Collected data entries:
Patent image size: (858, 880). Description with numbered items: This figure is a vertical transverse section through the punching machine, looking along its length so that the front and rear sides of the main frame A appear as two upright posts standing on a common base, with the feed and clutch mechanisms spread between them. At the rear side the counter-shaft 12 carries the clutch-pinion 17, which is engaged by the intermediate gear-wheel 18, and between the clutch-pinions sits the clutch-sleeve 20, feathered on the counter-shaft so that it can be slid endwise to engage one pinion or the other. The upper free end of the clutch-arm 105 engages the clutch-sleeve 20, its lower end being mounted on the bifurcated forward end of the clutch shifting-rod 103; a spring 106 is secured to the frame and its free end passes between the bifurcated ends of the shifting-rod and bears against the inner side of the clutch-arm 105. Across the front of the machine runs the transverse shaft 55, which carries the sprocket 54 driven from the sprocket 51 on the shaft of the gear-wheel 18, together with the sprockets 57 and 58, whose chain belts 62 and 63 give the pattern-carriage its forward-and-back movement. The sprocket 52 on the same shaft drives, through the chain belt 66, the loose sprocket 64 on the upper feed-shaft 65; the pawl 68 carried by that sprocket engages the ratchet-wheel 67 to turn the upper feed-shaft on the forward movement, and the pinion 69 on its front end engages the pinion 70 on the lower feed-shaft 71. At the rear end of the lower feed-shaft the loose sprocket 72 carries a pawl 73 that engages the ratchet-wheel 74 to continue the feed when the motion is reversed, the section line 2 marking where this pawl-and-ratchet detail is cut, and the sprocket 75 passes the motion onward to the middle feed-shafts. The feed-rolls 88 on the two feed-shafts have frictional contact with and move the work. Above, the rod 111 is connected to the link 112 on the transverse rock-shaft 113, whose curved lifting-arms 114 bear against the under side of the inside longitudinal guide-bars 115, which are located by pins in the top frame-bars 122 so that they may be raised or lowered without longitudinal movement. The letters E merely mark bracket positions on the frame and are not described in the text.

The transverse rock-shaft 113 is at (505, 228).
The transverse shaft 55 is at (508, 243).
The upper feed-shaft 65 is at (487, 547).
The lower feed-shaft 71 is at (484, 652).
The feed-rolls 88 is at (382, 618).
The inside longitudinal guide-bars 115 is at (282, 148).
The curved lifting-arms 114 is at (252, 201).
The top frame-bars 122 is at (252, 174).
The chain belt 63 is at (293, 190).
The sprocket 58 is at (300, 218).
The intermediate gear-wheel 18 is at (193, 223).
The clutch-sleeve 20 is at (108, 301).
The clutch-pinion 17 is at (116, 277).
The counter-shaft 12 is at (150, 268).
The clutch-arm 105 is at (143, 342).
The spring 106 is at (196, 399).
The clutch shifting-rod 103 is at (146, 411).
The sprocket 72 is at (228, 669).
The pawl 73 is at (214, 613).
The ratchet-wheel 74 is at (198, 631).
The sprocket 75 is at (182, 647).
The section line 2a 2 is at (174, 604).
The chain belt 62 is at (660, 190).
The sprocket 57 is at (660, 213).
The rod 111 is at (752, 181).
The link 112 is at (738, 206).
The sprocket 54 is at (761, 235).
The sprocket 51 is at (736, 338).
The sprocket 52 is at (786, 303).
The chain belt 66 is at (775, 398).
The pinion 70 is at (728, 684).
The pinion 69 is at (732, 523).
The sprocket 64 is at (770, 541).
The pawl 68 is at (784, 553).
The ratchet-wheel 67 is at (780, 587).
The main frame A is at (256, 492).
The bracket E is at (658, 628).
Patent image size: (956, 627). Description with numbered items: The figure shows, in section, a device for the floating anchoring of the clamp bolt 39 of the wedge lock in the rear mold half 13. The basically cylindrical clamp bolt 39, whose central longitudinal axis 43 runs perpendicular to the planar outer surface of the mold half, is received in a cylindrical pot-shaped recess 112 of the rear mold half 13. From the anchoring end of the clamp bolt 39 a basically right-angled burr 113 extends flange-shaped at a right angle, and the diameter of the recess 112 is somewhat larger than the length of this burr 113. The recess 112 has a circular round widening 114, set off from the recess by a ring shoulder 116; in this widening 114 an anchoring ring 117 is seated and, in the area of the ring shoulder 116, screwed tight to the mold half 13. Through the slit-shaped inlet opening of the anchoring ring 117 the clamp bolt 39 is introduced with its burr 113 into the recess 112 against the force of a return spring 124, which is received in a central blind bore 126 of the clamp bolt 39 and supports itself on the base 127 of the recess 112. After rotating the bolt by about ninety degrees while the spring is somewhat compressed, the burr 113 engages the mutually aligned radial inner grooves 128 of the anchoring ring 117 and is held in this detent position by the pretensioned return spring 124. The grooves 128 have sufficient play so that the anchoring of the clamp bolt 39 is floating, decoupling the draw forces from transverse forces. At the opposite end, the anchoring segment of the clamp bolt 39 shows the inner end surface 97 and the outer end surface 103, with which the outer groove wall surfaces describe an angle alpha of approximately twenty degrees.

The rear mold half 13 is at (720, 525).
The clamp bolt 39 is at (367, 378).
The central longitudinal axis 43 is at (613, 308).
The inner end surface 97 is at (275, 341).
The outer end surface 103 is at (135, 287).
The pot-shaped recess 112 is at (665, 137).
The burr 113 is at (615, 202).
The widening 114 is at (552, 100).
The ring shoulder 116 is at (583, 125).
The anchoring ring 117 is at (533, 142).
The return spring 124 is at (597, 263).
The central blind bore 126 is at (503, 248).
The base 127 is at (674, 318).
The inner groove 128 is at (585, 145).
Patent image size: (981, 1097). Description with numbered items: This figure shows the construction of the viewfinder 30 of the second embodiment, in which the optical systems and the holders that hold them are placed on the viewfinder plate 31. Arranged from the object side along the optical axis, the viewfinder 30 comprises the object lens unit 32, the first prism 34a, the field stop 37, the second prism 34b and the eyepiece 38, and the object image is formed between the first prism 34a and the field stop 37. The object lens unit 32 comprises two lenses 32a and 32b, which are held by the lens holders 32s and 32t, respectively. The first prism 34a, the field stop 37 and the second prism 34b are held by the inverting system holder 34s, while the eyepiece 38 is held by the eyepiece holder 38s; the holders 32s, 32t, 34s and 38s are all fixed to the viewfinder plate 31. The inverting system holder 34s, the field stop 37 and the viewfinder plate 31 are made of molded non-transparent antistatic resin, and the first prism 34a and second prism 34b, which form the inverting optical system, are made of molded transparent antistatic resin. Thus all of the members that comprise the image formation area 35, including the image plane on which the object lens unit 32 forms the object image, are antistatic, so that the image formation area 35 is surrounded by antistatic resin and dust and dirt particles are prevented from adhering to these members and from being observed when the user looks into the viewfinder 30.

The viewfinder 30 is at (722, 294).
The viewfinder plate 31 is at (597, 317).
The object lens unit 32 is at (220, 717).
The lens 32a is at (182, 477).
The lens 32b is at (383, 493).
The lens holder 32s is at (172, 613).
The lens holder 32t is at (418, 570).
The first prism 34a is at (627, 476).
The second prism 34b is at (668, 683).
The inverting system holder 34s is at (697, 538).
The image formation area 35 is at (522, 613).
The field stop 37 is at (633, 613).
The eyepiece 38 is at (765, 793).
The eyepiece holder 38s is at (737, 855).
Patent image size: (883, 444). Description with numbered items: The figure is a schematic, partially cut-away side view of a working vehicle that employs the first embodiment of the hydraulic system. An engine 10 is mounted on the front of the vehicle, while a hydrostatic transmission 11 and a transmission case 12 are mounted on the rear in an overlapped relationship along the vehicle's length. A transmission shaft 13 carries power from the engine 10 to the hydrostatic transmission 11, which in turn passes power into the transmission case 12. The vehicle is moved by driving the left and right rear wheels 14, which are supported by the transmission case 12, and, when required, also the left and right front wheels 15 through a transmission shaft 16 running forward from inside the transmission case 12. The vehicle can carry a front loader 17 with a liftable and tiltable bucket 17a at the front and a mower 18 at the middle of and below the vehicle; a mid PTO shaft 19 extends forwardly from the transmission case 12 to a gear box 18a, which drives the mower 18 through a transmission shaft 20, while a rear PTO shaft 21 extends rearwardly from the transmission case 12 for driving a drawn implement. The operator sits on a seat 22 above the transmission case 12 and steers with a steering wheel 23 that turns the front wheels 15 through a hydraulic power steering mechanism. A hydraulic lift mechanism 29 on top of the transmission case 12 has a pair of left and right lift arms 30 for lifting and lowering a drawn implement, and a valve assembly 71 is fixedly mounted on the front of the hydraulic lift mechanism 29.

_The task_
Can you update the entries starting at the line containing "Patent image size: (956, 627)." and ending at the line containing "The rear mold half 13 is at (720, 525)." by changing "wedge lock" to "wedge latch", leaving everything else the same and giving back only those lines?

_Written solution_
Patent image size: (956, 627). Description with numbered items: The figure shows, in section, a device for the floating anchoring of the clamp bolt 39 of the wedge latch in the rear mold half 13. The basically cylindrical clamp bolt 39, whose central longitudinal axis 43 runs perpendicular to the planar outer surface of the mold half, is received in a cylindrical pot-shaped recess 112 of the rear mold half 13. From the anchoring end of the clamp bolt 39 a basically right-angled burr 113 extends flange-shaped at a right angle, and the diameter of the recess 112 is somewhat larger than the length of this burr 113. The recess 112 has a circular round widening 114, set off from the recess by a ring shoulder 116; in this widening 114 an anchoring ring 117 is seated and, in the area of the ring shoulder 116, screwed tight to the mold half 13. Through the slit-shaped inlet opening of the anchoring ring 117 the clamp bolt 39 is introduced with its burr 113 into the recess 112 against the force of a return spring 124, which is received in a central blind bore 126 of the clamp bolt 39 and supports itself on the base 127 of the recess 112. After rotating the bolt by about ninety degrees while the spring is somewhat compressed, the burr 113 engages the mutually aligned radial inner grooves 128 of the anchoring ring 117 and is held in this detent position by the pretensioned return spring 124. The grooves 128 have sufficient play so that the anchoring of the clamp bolt 39 is floating, decoupling the draw forces from transverse forces. At the opposite end, the anchoring segment of the clamp bolt 39 shows the inner end surface 97 and the outer end surface 103, with which the outer groove wall surfaces describe an angle alpha of approximately twenty degrees.

The rear mold half 13 is at (720, 525).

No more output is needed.